## Prompt:
Among the following entries, count the lines that contain "Other" and report only the result.

··· Material ···

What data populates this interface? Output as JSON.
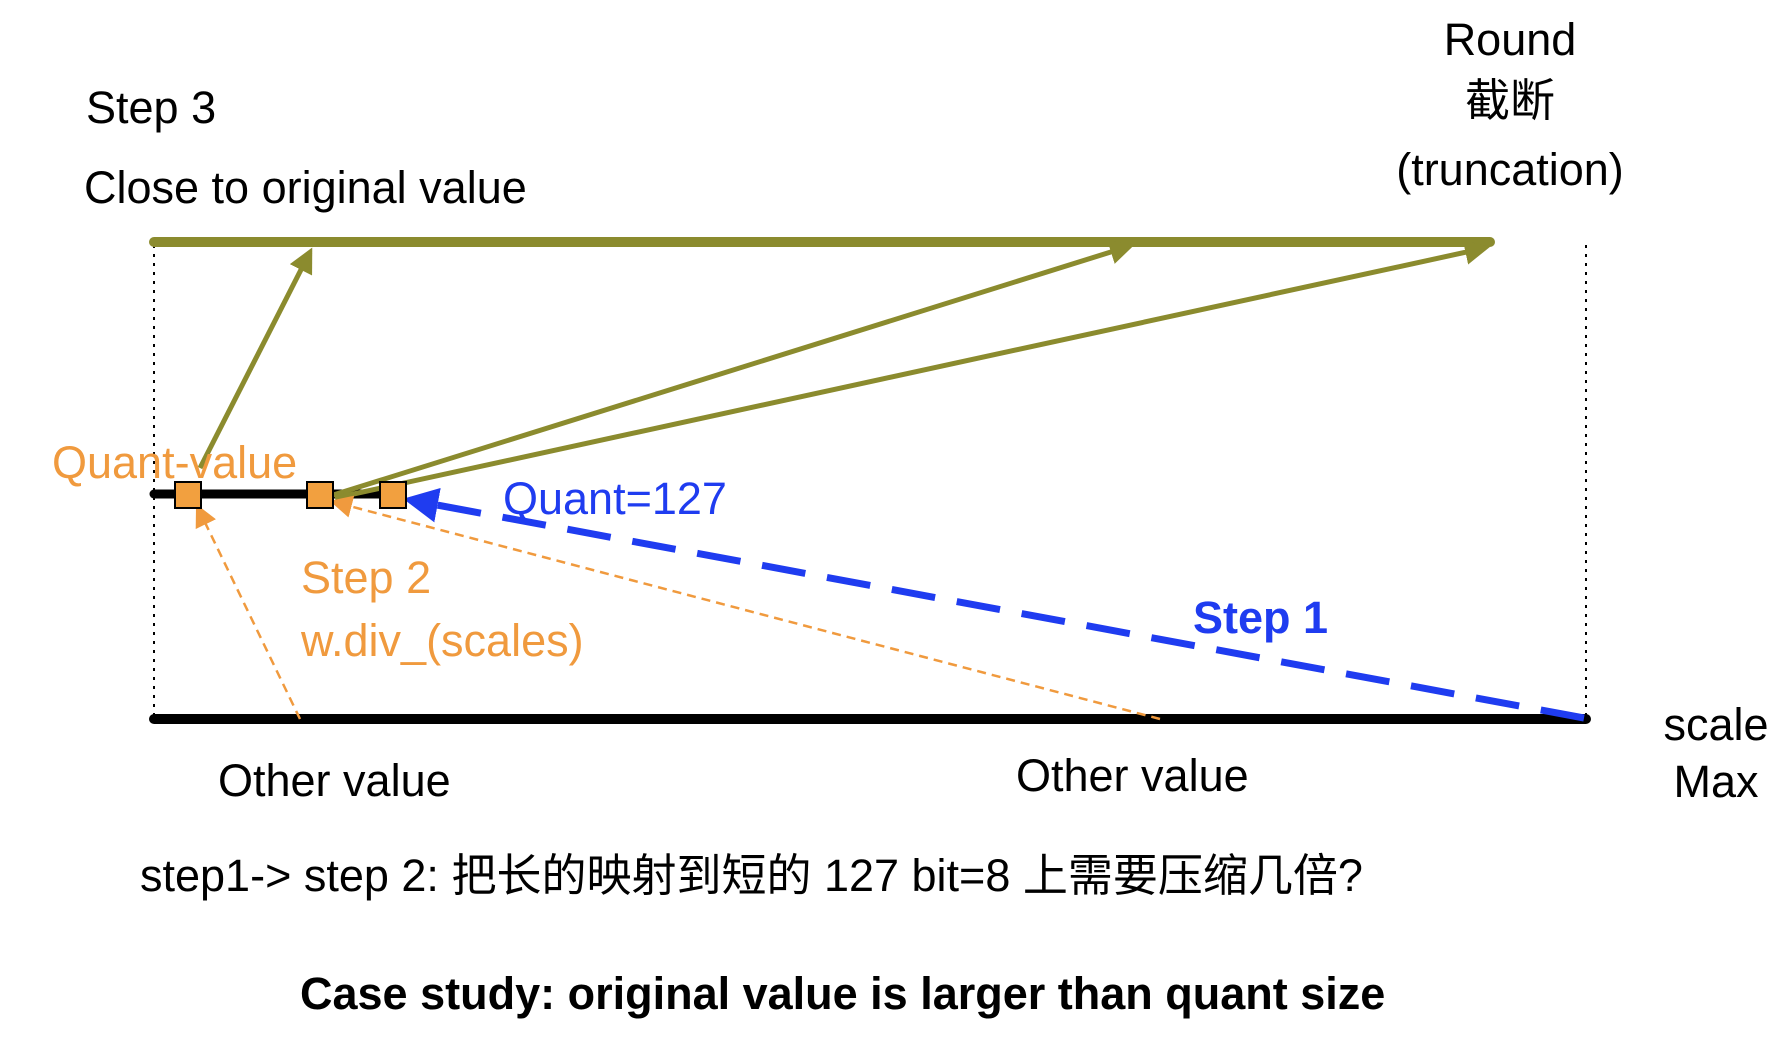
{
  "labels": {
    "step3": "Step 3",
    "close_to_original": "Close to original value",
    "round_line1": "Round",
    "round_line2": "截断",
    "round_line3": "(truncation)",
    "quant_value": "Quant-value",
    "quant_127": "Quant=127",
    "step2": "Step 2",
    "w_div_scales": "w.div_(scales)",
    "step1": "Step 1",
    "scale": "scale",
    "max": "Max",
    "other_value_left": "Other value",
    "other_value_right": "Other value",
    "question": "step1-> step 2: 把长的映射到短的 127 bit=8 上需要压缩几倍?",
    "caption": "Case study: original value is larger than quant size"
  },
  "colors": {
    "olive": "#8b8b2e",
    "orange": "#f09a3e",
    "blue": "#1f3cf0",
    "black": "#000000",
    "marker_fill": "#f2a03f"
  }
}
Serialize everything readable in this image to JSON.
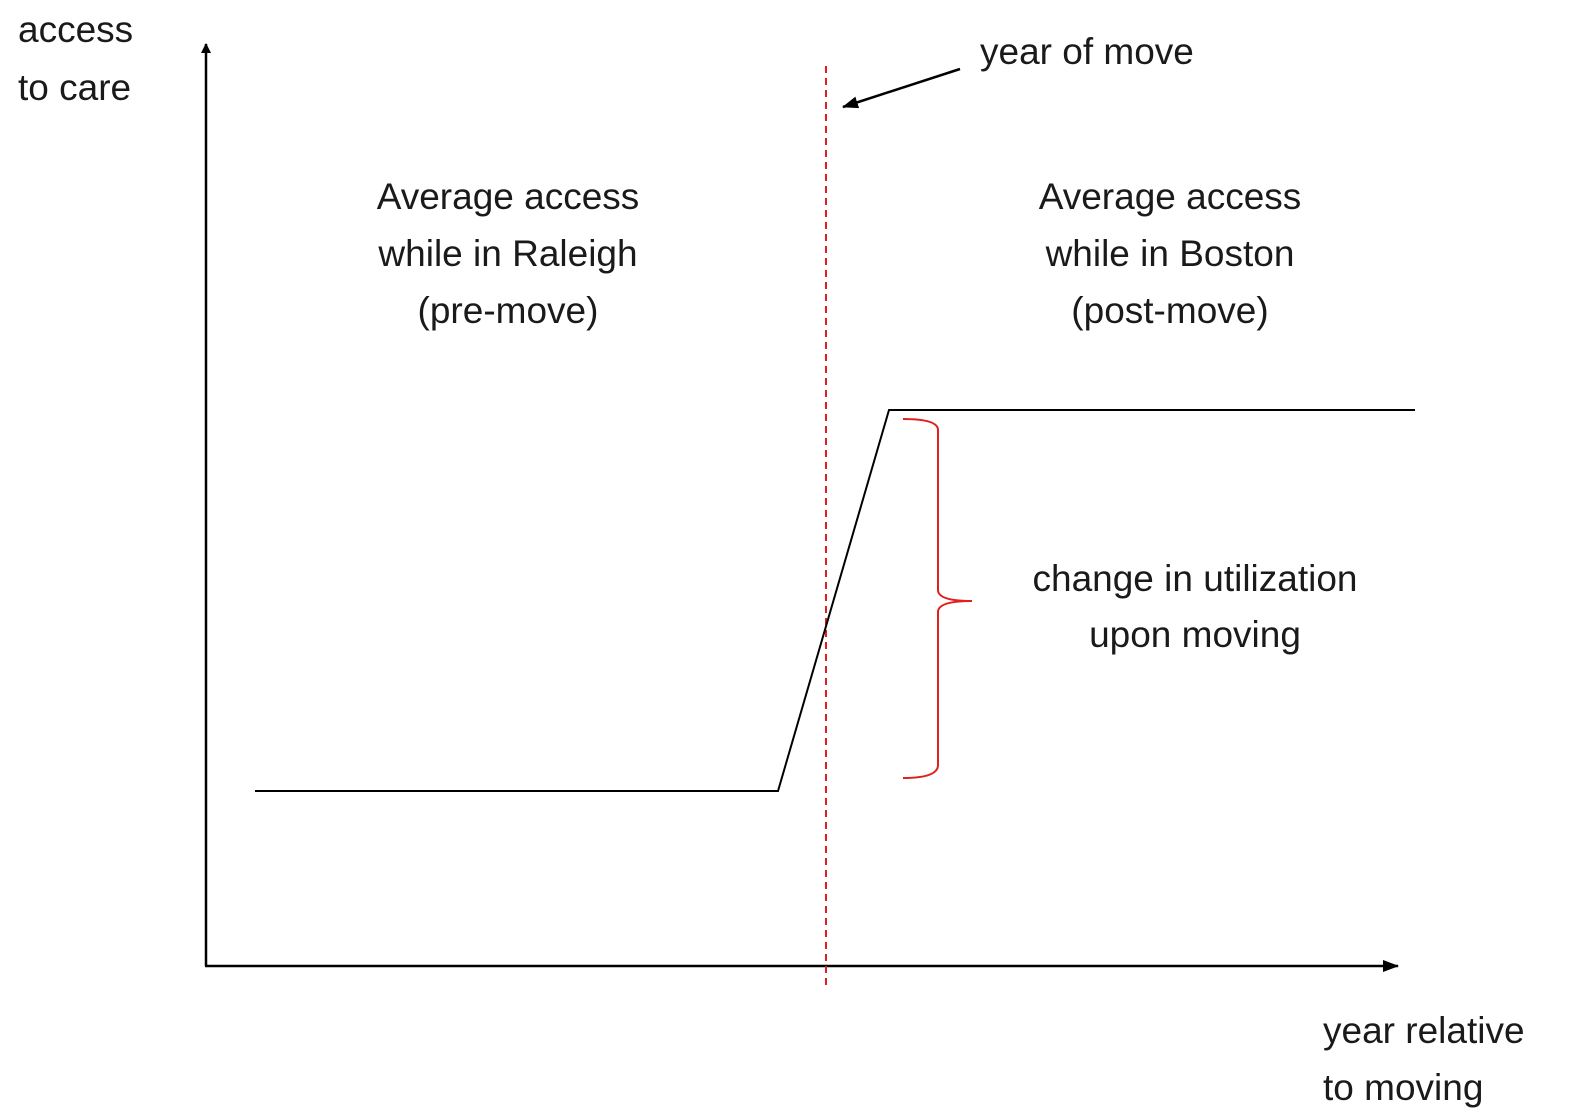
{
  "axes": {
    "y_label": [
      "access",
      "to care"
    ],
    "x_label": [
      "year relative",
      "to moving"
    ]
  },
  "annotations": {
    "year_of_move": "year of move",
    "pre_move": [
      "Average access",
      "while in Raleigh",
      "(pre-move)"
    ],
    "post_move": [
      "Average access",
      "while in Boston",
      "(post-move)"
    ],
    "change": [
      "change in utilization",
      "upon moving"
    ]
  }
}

···
··· Material ···

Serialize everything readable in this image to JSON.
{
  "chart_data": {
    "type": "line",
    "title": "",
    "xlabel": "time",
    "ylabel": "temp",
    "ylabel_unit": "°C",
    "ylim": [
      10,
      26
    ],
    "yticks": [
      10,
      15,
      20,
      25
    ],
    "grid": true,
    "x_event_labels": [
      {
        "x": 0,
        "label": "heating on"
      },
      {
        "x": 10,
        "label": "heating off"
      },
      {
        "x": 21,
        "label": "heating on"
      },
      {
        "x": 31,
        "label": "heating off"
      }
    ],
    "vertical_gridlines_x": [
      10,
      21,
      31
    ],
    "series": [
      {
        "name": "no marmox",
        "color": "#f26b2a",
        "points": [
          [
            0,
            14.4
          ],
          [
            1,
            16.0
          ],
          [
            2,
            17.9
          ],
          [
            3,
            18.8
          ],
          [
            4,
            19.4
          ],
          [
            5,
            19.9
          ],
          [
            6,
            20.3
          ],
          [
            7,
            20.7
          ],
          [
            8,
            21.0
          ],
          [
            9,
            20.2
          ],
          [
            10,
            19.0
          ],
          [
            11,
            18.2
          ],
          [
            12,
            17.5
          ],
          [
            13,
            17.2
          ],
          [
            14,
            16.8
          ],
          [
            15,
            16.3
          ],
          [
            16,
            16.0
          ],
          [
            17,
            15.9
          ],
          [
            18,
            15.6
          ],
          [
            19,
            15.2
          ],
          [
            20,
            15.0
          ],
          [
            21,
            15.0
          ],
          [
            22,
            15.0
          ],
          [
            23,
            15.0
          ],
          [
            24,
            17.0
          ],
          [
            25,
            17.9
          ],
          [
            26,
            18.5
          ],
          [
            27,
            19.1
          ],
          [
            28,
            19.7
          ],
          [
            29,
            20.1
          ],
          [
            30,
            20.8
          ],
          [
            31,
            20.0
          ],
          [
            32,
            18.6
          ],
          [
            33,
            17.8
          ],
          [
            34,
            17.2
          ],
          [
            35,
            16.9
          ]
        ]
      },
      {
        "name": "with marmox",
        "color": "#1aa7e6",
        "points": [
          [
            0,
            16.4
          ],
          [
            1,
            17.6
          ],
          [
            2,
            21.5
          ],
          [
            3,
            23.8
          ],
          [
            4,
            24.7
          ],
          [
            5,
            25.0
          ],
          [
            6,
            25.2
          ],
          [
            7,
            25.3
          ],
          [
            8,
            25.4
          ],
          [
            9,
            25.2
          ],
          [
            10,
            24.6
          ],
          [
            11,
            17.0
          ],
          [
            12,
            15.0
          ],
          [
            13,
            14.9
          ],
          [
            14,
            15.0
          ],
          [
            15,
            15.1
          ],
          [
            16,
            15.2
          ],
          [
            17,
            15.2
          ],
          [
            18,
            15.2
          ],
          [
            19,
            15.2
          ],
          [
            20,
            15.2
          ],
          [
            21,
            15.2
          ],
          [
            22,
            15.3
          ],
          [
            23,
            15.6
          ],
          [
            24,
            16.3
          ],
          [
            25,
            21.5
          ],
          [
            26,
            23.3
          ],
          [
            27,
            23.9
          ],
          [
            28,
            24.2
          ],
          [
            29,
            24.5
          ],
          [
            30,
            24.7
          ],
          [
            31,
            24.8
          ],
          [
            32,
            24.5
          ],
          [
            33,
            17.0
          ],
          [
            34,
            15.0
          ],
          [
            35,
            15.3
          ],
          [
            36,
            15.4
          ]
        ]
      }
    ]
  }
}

···

## Output:
2